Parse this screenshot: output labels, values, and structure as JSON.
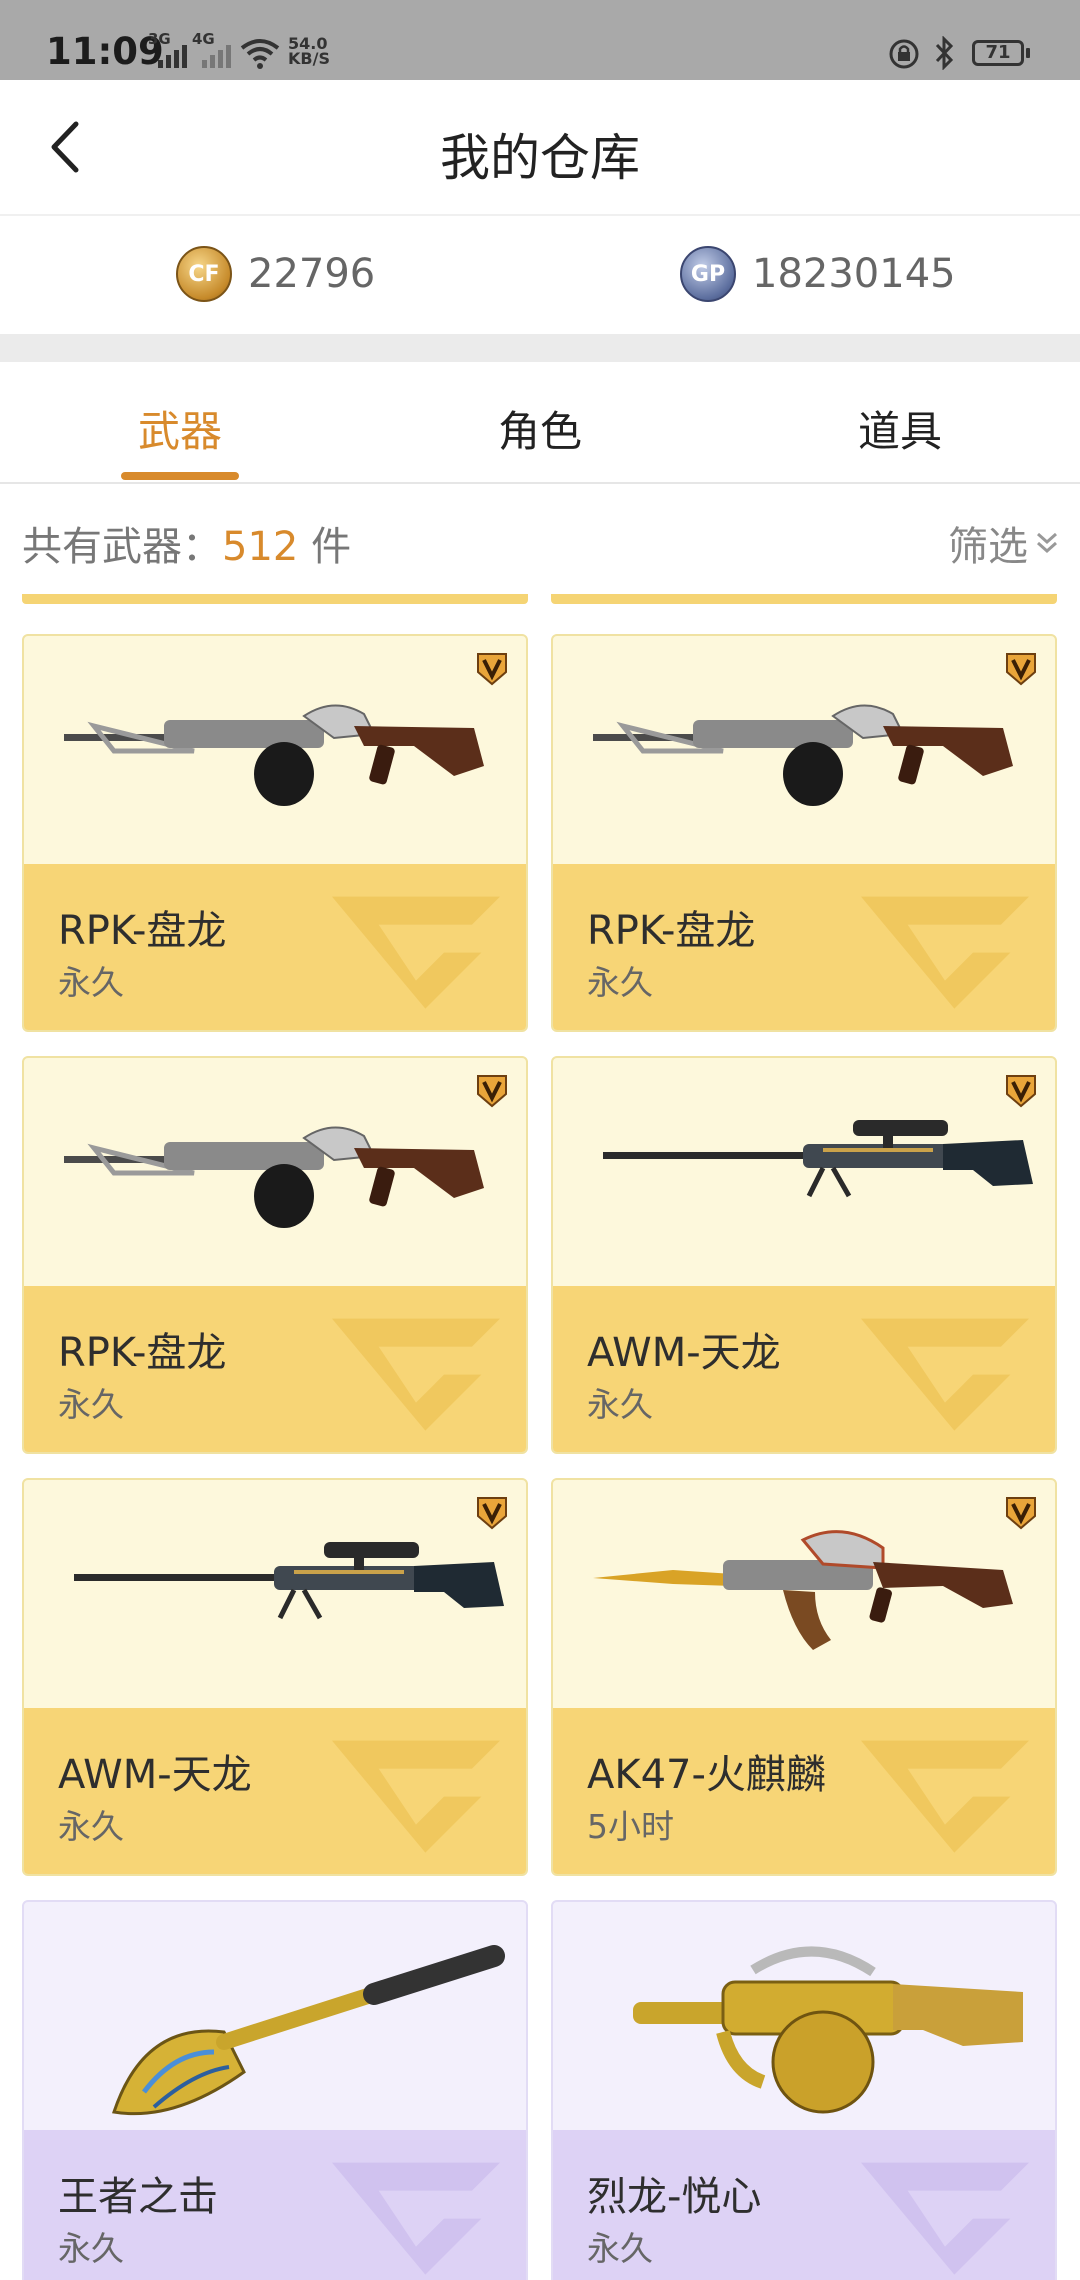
{
  "status_bar": {
    "time": "11:09",
    "net1": "3G",
    "net2": "4G",
    "speed_value": "54.0",
    "speed_unit": "KB/S",
    "battery": "71"
  },
  "header": {
    "title": "我的仓库"
  },
  "currency": {
    "cf_icon": "CF",
    "cf_amount": "22796",
    "gp_icon": "GP",
    "gp_amount": "18230145"
  },
  "tabs": [
    {
      "label": "武器",
      "active": true
    },
    {
      "label": "角色",
      "active": false
    },
    {
      "label": "道具",
      "active": false
    }
  ],
  "summary": {
    "prefix": "共有武器：",
    "count": "512",
    "unit": " 件",
    "filter_label": "筛选"
  },
  "items": [
    {
      "name": "RPK-盘龙",
      "duration": "永久",
      "theme": "gold",
      "weapon": "rpk",
      "vip": true
    },
    {
      "name": "RPK-盘龙",
      "duration": "永久",
      "theme": "gold",
      "weapon": "rpk",
      "vip": true
    },
    {
      "name": "RPK-盘龙",
      "duration": "永久",
      "theme": "gold",
      "weapon": "rpk",
      "vip": true
    },
    {
      "name": "AWM-天龙",
      "duration": "永久",
      "theme": "gold",
      "weapon": "awm",
      "vip": true
    },
    {
      "name": "AWM-天龙",
      "duration": "永久",
      "theme": "gold",
      "weapon": "awm",
      "vip": true
    },
    {
      "name": "AK47-火麒麟",
      "duration": "5小时",
      "theme": "gold",
      "weapon": "ak47",
      "vip": true
    },
    {
      "name": "王者之击",
      "duration": "永久",
      "theme": "purple",
      "weapon": "shovel",
      "vip": false
    },
    {
      "name": "烈龙-悦心",
      "duration": "永久",
      "theme": "purple",
      "weapon": "tommy",
      "vip": false
    }
  ],
  "colors": {
    "accent": "#d88a2c",
    "card_gold_top": "#fdf8dc",
    "card_gold_bottom": "#f7d576",
    "card_purple_top": "#f3f0fc",
    "card_purple_bottom": "#ddd2f5"
  }
}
──────────
> **WHAT IS ASKED**
Reproduce each line of the records exactly, and omit every picture.

> **CORRECT OUTPUT**
Parse this screenshot: output labels, values, and structure as JSON.
{
  "status_bar": {
    "time": "11:09",
    "net1": "3G",
    "net2": "4G",
    "speed_value": "54.0",
    "speed_unit": "KB/S",
    "battery": "71"
  },
  "header": {
    "title": "我的仓库"
  },
  "currency": {
    "cf_icon": "CF",
    "cf_amount": "22796",
    "gp_icon": "GP",
    "gp_amount": "18230145"
  },
  "tabs": [
    {
      "label": "武器",
      "active": true
    },
    {
      "label": "角色",
      "active": false
    },
    {
      "label": "道具",
      "active": false
    }
  ],
  "summary": {
    "prefix": "共有武器：",
    "count": "512",
    "unit": " 件",
    "filter_label": "筛选"
  },
  "items": [
    {
      "name": "RPK-盘龙",
      "duration": "永久",
      "theme": "gold",
      "weapon": "rpk",
      "vip": true
    },
    {
      "name": "RPK-盘龙",
      "duration": "永久",
      "theme": "gold",
      "weapon": "rpk",
      "vip": true
    },
    {
      "name": "RPK-盘龙",
      "duration": "永久",
      "theme": "gold",
      "weapon": "rpk",
      "vip": true
    },
    {
      "name": "AWM-天龙",
      "duration": "永久",
      "theme": "gold",
      "weapon": "awm",
      "vip": true
    },
    {
      "name": "AWM-天龙",
      "duration": "永久",
      "theme": "gold",
      "weapon": "awm",
      "vip": true
    },
    {
      "name": "AK47-火麒麟",
      "duration": "5小时",
      "theme": "gold",
      "weapon": "ak47",
      "vip": true
    },
    {
      "name": "王者之击",
      "duration": "永久",
      "theme": "purple",
      "weapon": "shovel",
      "vip": false
    },
    {
      "name": "烈龙-悦心",
      "duration": "永久",
      "theme": "purple",
      "weapon": "tommy",
      "vip": false
    }
  ],
  "colors": {
    "accent": "#d88a2c",
    "card_gold_top": "#fdf8dc",
    "card_gold_bottom": "#f7d576",
    "card_purple_top": "#f3f0fc",
    "card_purple_bottom": "#ddd2f5"
  }
}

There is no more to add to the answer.